• Recorded data
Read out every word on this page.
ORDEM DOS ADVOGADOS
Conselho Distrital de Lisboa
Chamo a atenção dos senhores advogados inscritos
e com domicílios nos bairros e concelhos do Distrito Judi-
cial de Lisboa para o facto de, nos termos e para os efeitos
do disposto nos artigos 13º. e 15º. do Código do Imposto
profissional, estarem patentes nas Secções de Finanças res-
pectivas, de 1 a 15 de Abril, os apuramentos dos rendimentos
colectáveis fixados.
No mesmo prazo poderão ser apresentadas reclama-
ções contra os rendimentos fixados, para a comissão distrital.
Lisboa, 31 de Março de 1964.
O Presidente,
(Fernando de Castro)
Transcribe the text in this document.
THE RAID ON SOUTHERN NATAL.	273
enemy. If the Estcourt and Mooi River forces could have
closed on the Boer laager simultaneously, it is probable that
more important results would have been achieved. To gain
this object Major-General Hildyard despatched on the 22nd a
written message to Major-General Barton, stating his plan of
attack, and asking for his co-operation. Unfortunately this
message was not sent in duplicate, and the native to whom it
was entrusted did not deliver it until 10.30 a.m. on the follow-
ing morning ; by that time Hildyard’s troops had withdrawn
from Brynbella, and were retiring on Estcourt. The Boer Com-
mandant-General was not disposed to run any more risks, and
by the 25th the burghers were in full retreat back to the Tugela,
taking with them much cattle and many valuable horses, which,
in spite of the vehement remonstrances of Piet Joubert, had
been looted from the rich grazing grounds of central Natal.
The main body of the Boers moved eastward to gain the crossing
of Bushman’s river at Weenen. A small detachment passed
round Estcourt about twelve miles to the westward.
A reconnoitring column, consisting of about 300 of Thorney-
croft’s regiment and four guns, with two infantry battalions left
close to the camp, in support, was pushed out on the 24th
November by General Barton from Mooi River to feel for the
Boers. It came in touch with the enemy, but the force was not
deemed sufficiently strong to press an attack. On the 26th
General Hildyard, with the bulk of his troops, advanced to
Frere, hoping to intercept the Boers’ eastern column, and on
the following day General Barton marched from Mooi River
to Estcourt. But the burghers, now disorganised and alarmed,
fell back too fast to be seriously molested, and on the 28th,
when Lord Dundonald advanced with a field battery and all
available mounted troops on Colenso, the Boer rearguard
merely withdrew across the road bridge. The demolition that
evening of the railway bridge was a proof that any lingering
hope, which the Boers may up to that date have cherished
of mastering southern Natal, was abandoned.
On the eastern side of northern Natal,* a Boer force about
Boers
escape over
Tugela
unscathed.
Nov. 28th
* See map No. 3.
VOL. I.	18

• Stated task
Copy down the whole of the data above, matching it exactly.

• Answer
Read out every word on this page.
ORDEM DOS ADVOGADOS
Conselho Distrital de Lisboa
Chamo a atenção dos senhores advogados inscritos
e com domicílios nos bairros e concelhos do Distrito Judi-
cial de Lisboa para o facto de, nos termos e para os efeitos
do disposto nos artigos 13º. e 15º. do Código do Imposto
profissional, estarem patentes nas Secções de Finanças res-
pectivas, de 1 a 15 de Abril, os apuramentos dos rendimentos
colectáveis fixados.
No mesmo prazo poderão ser apresentadas reclama-
ções contra os rendimentos fixados, para a comissão distrital.
Lisboa, 31 de Março de 1964.
O Presidente,
(Fernando de Castro)
Transcribe the text in this document.
THE RAID ON SOUTHERN NATAL.	273
enemy. If the Estcourt and Mooi River forces could have
closed on the Boer laager simultaneously, it is probable that
more important results would have been achieved. To gain
this object Major-General Hildyard despatched on the 22nd a
written message to Major-General Barton, stating his plan of
attack, and asking for his co-operation. Unfortunately this
message was not sent in duplicate, and the native to whom it
was entrusted did not deliver it until 10.30 a.m. on the follow-
ing morning ; by that time Hildyard’s troops had withdrawn
from Brynbella, and were retiring on Estcourt. The Boer Com-
mandant-General was not disposed to run any more risks, and
by the 25th the burghers were in full retreat back to the Tugela,
taking with them much cattle and many valuable horses, which,
in spite of the vehement remonstrances of Piet Joubert, had
been looted from the rich grazing grounds of central Natal.
The main body of the Boers moved eastward to gain the crossing
of Bushman’s river at Weenen. A small detachment passed
round Estcourt about twelve miles to the westward.
A reconnoitring column, consisting of about 300 of Thorney-
croft’s regiment and four guns, with two infantry battalions left
close to the camp, in support, was pushed out on the 24th
November by General Barton from Mooi River to feel for the
Boers. It came in touch with the enemy, but the force was not
deemed sufficiently strong to press an attack. On the 26th
General Hildyard, with the bulk of his troops, advanced to
Frere, hoping to intercept the Boers’ eastern column, and on
the following day General Barton marched from Mooi River
to Estcourt. But the burghers, now disorganised and alarmed,
fell back too fast to be seriously molested, and on the 28th,
when Lord Dundonald advanced with a field battery and all
available mounted troops on Colenso, the Boer rearguard
merely withdrew across the road bridge. The demolition that
evening of the railway bridge was a proof that any lingering
hope, which the Boers may up to that date have cherished
of mastering southern Natal, was abandoned.
On the eastern side of northern Natal,* a Boer force about
Boers
escape over
Tugela
unscathed.
Nov. 28th
* See map No. 3.
VOL. I.	18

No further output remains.